Redesigning The Mighty Onboarding Flow
ROLE & DURATION
UX/UI, Prototyping & Testing
Team of 2 designers, 2 product managers, and 2 developers
May – Aug 2019
The Beginning: iOS to Android
On September 16th, 2018, The Mighty launched its first ever iOS app to overwhelmingly positive user feedback. The app is a safe place where people facing health challenges can get and give support through finding community and making connections. Time spent on the app was almost 10X the time spent on the web. Engagement spiked dramatically. But for us to maximize our growth goals, we needed to address a large segment of our audience – Android users. With almost half of the Mighty users owning Androids, the clear answer was to create a new Android app, making it better than the existing iOS app by leveraging user data.
Taking a Step Back
Existing iOS onboarding flow overview:
Facebook/Email Sign Up at Profile Creation — Retrieving basic information from users
Topic Search and Follow – Allow users to search topics to follow
User Research: Uncovering the Challenges
Before I jumped into the redesign, I wanted to understand the pain points and opportunity areas of the existing user flow through synthesizing user research. After the iOS app launched, our team conducted churn user interviews to better understand how we can improve both the existing app and the future one. Some of the questions we asked:
• What attracted you to the app?
• What did you expect when you entered the app?
• Why did you abandon the use of the app?
Churn User Interviews Conducted by The Head of Experience
The data gathered from the interviews shined a light on three major issues that existed within the current flow:
Problem #1: Lack of Guided Onboarding Process
Users desired a more engaging onboarding experience that clearly communicated the benefits of joining the community.
Problem #2: Missed Opportunity for Information Gathering
Because we didn’t utilize data collection at on-boarding, we were missing a big opportunity to gain user insights that will inform what content to offer them and what content to create in the future.
Problem #3: Lacking Sense of Community
The lack of empathy and warmth within the existing onboarding flow didn’t reflect the welcoming community we were promised.
Early Ideation: Iterate. Test. Repeat.

DATA BLOCK
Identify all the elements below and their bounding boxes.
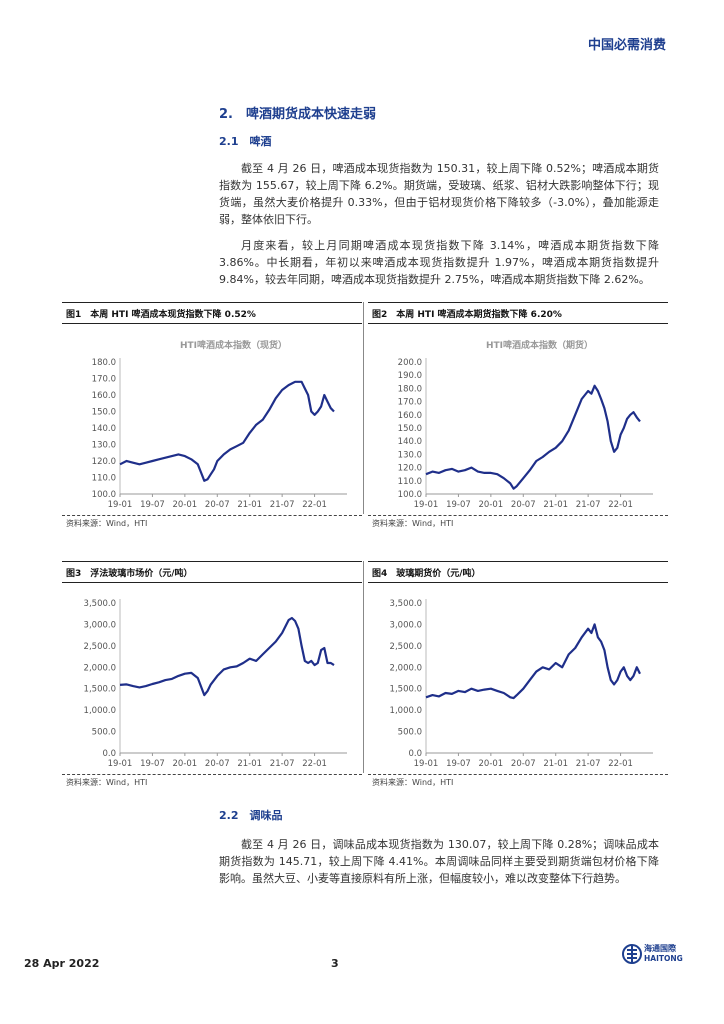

JOBS
1. In the case study on redesigning The Mighty onboarding flow, on what date did The Mighty launch its first iOS app?
2. Carry the onboarding redesign case study forward from its final heading.
The data bears no relation to the case study.

RESPONSES PER TASK
1. September 16th, 2018.

2.
After discovery, it was time to process the feedback we gathered. I worked with product managers and Head of Experience to prioritize which data we wanted to collect from the user and simplified the onboarding flows into bite-sized screens that would lighten the cognitive load on users and enable easier experimentation.
The New Onboarding User Flow
The New Onboarding Initial Wireframes
After testing early wireframes with stakeholders, we were confident with our direction and decided to move forward. For the new and improved onboarding flow, it incorporated:
• Visually consistent layouts
• Welcoming verbiage
• Community recommendations to users based on health background
Problem Solved: Design Solutions
More Ways to Join
Since most Android users have Google accounts, adding the “Continue with Google” button to the existing email and Facebook sign up options was an obvious solution. I’ve also considered adding a “Continue with Apple” option for our upcoming iOS Flutter app as Apple just announced its new feature to verify users’ credentials.
Less Barriers to Entry
In the world of mobile apps adoption, the more fields you expect users to complete, the more likely they will abandon the process altogether. Given this insight, the only information required to sign up for a Mighty profile will be username and birthday (users must be 13 and older to sign up)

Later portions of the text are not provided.